• Directive: State how many lines of the records contain the string "Proton", and give no other information.
** Begin Supplied material **
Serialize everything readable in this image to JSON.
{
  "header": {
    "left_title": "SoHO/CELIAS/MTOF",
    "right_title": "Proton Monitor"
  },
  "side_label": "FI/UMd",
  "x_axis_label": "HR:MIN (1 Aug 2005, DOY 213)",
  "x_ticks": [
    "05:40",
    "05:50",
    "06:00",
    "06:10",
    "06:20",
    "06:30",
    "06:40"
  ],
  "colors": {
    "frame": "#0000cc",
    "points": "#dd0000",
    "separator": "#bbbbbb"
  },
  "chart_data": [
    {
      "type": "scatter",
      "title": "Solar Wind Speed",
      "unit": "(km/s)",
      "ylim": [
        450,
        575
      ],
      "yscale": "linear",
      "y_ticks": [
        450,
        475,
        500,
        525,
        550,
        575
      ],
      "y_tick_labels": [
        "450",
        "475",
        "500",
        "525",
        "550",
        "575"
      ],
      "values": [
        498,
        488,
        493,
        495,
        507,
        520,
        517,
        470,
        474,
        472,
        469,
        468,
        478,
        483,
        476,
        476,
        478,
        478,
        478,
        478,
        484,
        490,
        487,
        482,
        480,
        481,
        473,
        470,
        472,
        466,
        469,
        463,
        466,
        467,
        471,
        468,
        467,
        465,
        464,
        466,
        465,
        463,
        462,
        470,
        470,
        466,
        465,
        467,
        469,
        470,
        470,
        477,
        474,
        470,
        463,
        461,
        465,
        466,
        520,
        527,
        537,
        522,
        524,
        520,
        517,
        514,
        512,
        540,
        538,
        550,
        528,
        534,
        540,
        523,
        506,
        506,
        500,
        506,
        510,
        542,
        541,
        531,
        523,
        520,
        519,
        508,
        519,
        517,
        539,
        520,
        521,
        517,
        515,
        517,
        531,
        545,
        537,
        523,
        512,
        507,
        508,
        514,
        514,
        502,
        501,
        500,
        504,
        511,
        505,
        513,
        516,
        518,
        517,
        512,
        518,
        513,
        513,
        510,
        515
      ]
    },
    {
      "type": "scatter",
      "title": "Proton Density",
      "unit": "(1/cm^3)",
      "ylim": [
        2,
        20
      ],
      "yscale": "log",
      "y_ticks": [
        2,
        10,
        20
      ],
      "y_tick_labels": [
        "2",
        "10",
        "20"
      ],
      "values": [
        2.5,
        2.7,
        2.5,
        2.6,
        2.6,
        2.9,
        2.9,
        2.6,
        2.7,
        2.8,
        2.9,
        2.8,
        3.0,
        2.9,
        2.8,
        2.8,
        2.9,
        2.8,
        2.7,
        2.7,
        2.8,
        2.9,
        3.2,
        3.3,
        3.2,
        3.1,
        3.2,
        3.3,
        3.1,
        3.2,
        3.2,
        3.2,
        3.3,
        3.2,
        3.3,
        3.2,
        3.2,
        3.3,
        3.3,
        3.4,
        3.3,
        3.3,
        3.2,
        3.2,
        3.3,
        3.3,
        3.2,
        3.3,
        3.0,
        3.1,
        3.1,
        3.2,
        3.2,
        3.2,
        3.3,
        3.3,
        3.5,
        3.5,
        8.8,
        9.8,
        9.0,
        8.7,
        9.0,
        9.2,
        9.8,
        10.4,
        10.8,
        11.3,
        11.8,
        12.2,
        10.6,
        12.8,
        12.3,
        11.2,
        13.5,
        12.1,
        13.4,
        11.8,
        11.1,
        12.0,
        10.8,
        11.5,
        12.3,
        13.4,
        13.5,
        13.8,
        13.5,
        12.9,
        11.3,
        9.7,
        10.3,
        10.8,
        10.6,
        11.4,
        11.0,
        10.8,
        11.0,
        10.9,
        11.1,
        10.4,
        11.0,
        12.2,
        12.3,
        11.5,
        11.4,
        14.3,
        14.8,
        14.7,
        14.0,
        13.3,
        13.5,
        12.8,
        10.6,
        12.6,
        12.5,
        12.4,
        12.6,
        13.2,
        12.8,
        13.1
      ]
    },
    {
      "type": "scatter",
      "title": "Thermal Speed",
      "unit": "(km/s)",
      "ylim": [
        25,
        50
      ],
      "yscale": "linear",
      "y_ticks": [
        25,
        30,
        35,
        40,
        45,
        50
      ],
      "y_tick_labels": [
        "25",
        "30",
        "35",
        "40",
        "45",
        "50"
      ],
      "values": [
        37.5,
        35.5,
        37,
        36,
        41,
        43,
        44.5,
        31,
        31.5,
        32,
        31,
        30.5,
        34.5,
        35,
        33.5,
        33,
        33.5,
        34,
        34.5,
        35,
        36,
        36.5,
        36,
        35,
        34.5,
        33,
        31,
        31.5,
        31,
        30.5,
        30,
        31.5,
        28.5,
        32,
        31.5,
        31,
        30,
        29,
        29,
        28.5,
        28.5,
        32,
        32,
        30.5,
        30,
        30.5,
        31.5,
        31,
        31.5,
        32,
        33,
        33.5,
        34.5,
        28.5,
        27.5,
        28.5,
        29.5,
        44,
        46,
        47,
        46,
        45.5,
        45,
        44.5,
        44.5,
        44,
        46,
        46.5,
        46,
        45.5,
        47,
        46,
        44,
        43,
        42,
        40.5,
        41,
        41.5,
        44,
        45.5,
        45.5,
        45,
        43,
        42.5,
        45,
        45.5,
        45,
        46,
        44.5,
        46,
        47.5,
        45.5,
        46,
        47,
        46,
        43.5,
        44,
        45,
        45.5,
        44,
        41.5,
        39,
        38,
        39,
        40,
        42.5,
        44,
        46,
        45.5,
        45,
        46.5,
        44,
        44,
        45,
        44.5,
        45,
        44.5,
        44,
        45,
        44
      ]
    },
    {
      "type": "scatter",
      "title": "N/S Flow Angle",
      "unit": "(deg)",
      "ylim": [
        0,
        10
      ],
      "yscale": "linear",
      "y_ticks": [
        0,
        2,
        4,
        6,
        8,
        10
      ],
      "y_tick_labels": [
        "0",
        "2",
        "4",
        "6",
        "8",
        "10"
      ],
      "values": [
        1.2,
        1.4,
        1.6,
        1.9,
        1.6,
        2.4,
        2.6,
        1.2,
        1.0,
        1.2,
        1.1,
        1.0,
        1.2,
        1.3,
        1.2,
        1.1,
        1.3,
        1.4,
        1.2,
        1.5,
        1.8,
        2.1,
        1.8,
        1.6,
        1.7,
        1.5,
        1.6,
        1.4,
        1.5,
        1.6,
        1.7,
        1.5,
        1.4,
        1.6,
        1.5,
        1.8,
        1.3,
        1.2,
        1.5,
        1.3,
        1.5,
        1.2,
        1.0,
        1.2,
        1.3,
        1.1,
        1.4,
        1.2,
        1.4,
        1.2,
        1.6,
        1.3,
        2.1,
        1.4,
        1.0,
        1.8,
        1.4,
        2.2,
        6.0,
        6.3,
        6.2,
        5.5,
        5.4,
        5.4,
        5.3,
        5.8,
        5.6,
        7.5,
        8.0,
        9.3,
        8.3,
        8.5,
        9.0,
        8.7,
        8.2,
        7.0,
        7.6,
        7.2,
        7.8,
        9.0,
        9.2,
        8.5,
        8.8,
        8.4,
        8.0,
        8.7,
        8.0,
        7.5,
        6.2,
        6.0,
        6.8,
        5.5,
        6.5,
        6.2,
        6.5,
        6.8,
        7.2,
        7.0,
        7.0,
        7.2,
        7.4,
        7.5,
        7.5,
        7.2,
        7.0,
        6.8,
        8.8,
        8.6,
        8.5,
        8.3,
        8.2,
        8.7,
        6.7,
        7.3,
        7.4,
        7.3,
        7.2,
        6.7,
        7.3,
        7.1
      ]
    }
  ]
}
** End Supplied material **
• The response: 2